What is needed:
Each entry here needs to be set down again exactly, please; pictures are left out.

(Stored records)
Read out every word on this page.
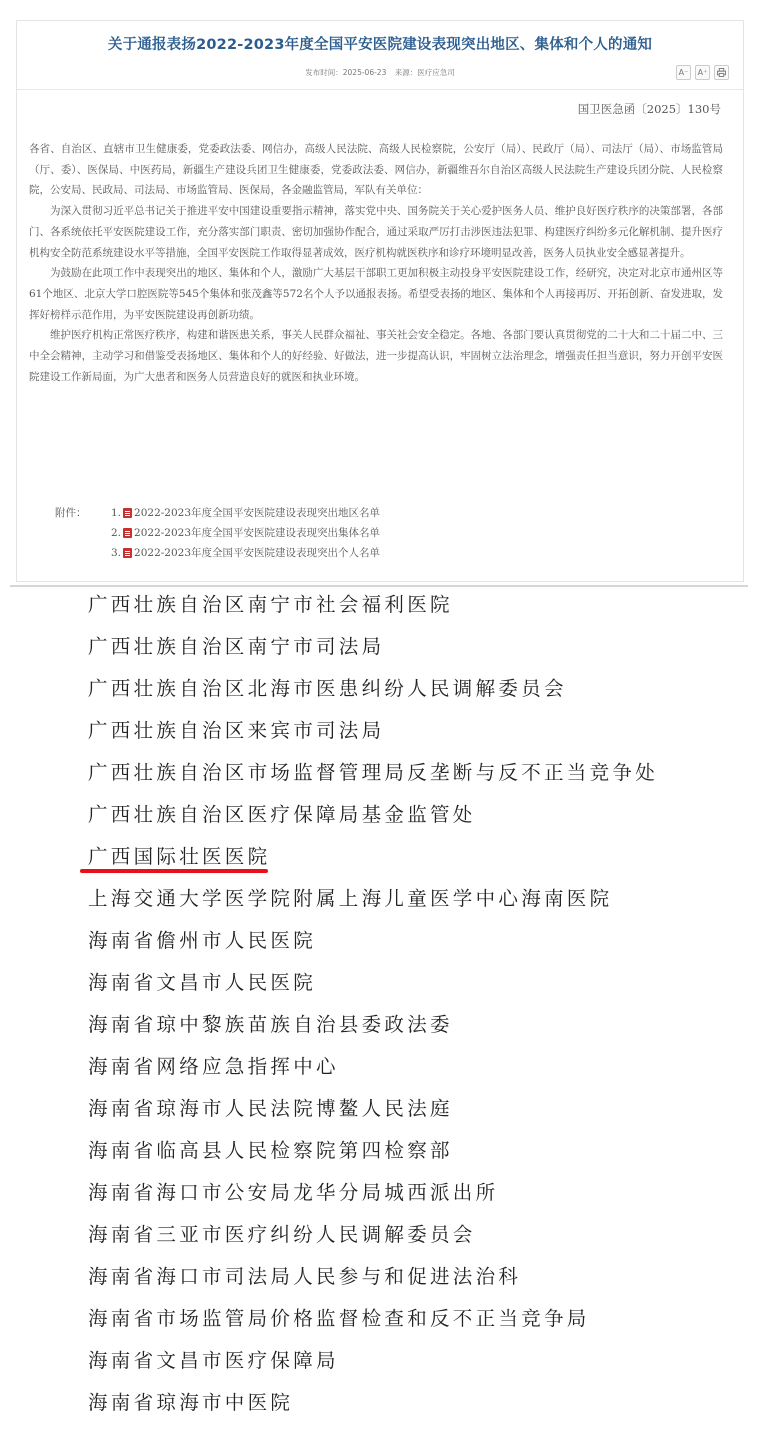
关于通报表扬2022-2023年度全国平安医院建设表现突出地区、集体和个人的通知
发布时间：2025-06-23 来源：医疗应急司	A⁻	A⁺
国卫医急函〔2025〕130号

各省、自治区、直辖市卫生健康委，党委政法委、网信办，高级人民法院、高级人民检察院，公安厅（局）、民政厅（局）、司法厅（局）、市场监管局（厅、委）、医保局、中医药局，新疆生产建设兵团卫生健康委，党委政法委、网信办，新疆维吾尔自治区高级人民法院生产建设兵团分院、人民检察院，公安局、民政局、司法局、市场监管局、医保局，各金融监管局，军队有关单位：

为深入贯彻习近平总书记关于推进平安中国建设重要指示精神，落实党中央、国务院关于关心爱护医务人员、维护良好医疗秩序的决策部署，各部门、各系统依托平安医院建设工作，充分落实部门职责、密切加强协作配合，通过采取严厉打击涉医违法犯罪、构建医疗纠纷多元化解机制、提升医疗机构安全防范系统建设水平等措施，全国平安医院工作取得显著成效，医疗机构就医秩序和诊疗环境明显改善，医务人员执业安全感显著提升。

为鼓励在此项工作中表现突出的地区、集体和个人，激励广大基层干部职工更加积极主动投身平安医院建设工作，经研究，决定对北京市通州区等61个地区、北京大学口腔医院等545个集体和张茂鑫等572名个人予以通报表扬。希望受表扬的地区、集体和个人再接再厉、开拓创新、奋发进取，发挥好榜样示范作用，为平安医院建设再创新功绩。

维护医疗机构正常医疗秩序，构建和谐医患关系，事关人民群众福祉、事关社会安全稳定。各地、各部门要认真贯彻党的二十大和二十届二中、三中全会精神，主动学习和借鉴受表扬地区、集体和个人的好经验、好做法，进一步提高认识，牢固树立法治理念，增强责任担当意识，努力开创平安医院建设工作新局面，为广大患者和医务人员营造良好的就医和执业环境。

附件：	1. 2022-2023年度全国平安医院建设表现突出地区名单
2. 2022-2023年度全国平安医院建设表现突出集体名单
3. 2022-2023年度全国平安医院建设表现突出个人名单
广西壮族自治区南宁市社会福利医院
广西壮族自治区南宁市司法局
广西壮族自治区北海市医患纠纷人民调解委员会
广西壮族自治区来宾市司法局
广西壮族自治区市场监督管理局反垄断与反不正当竞争处
广西壮族自治区医疗保障局基金监管处
广西国际壮医医院
上海交通大学医学院附属上海儿童医学中心海南医院
海南省儋州市人民医院
海南省文昌市人民医院
海南省琼中黎族苗族自治县委政法委
海南省网络应急指挥中心
海南省琼海市人民法院博鳌人民法庭
海南省临高县人民检察院第四检察部
海南省海口市公安局龙华分局城西派出所
海南省三亚市医疗纠纷人民调解委员会
海南省海口市司法局人民参与和促进法治科
海南省市场监管局价格监督检查和反不正当竞争局
海南省文昌市医疗保障局
海南省琼海市中医院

Written solution:
Read out every word on this page.
关于通报表扬2022-2023年度全国平安医院建设表现突出地区、集体和个人的通知
发布时间：2025-06-23 来源：医疗应急司	A⁻	A⁺
国卫医急函〔2025〕130号

各省、自治区、直辖市卫生健康委，党委政法委、网信办，高级人民法院、高级人民检察院，公安厅（局）、民政厅（局）、司法厅（局）、市场监管局（厅、委）、医保局、中医药局，新疆生产建设兵团卫生健康委，党委政法委、网信办，新疆维吾尔自治区高级人民法院生产建设兵团分院、人民检察院，公安局、民政局、司法局、市场监管局、医保局，各金融监管局，军队有关单位：

为深入贯彻习近平总书记关于推进平安中国建设重要指示精神，落实党中央、国务院关于关心爱护医务人员、维护良好医疗秩序的决策部署，各部门、各系统依托平安医院建设工作，充分落实部门职责、密切加强协作配合，通过采取严厉打击涉医违法犯罪、构建医疗纠纷多元化解机制、提升医疗机构安全防范系统建设水平等措施，全国平安医院工作取得显著成效，医疗机构就医秩序和诊疗环境明显改善，医务人员执业安全感显著提升。

为鼓励在此项工作中表现突出的地区、集体和个人，激励广大基层干部职工更加积极主动投身平安医院建设工作，经研究，决定对北京市通州区等61个地区、北京大学口腔医院等545个集体和张茂鑫等572名个人予以通报表扬。希望受表扬的地区、集体和个人再接再厉、开拓创新、奋发进取，发挥好榜样示范作用，为平安医院建设再创新功绩。

维护医疗机构正常医疗秩序，构建和谐医患关系，事关人民群众福祉、事关社会安全稳定。各地、各部门要认真贯彻党的二十大和二十届二中、三中全会精神，主动学习和借鉴受表扬地区、集体和个人的好经验、好做法，进一步提高认识，牢固树立法治理念，增强责任担当意识，努力开创平安医院建设工作新局面，为广大患者和医务人员营造良好的就医和执业环境。

附件：	1. 2022-2023年度全国平安医院建设表现突出地区名单
2. 2022-2023年度全国平安医院建设表现突出集体名单
3. 2022-2023年度全国平安医院建设表现突出个人名单
广西壮族自治区南宁市社会福利医院
广西壮族自治区南宁市司法局
广西壮族自治区北海市医患纠纷人民调解委员会
广西壮族自治区来宾市司法局
广西壮族自治区市场监督管理局反垄断与反不正当竞争处
广西壮族自治区医疗保障局基金监管处
广西国际壮医医院
上海交通大学医学院附属上海儿童医学中心海南医院
海南省儋州市人民医院
海南省文昌市人民医院
海南省琼中黎族苗族自治县委政法委
海南省网络应急指挥中心
海南省琼海市人民法院博鳌人民法庭
海南省临高县人民检察院第四检察部
海南省海口市公安局龙华分局城西派出所
海南省三亚市医疗纠纷人民调解委员会
海南省海口市司法局人民参与和促进法治科
海南省市场监管局价格监督检查和反不正当竞争局
海南省文昌市医疗保障局
海南省琼海市中医院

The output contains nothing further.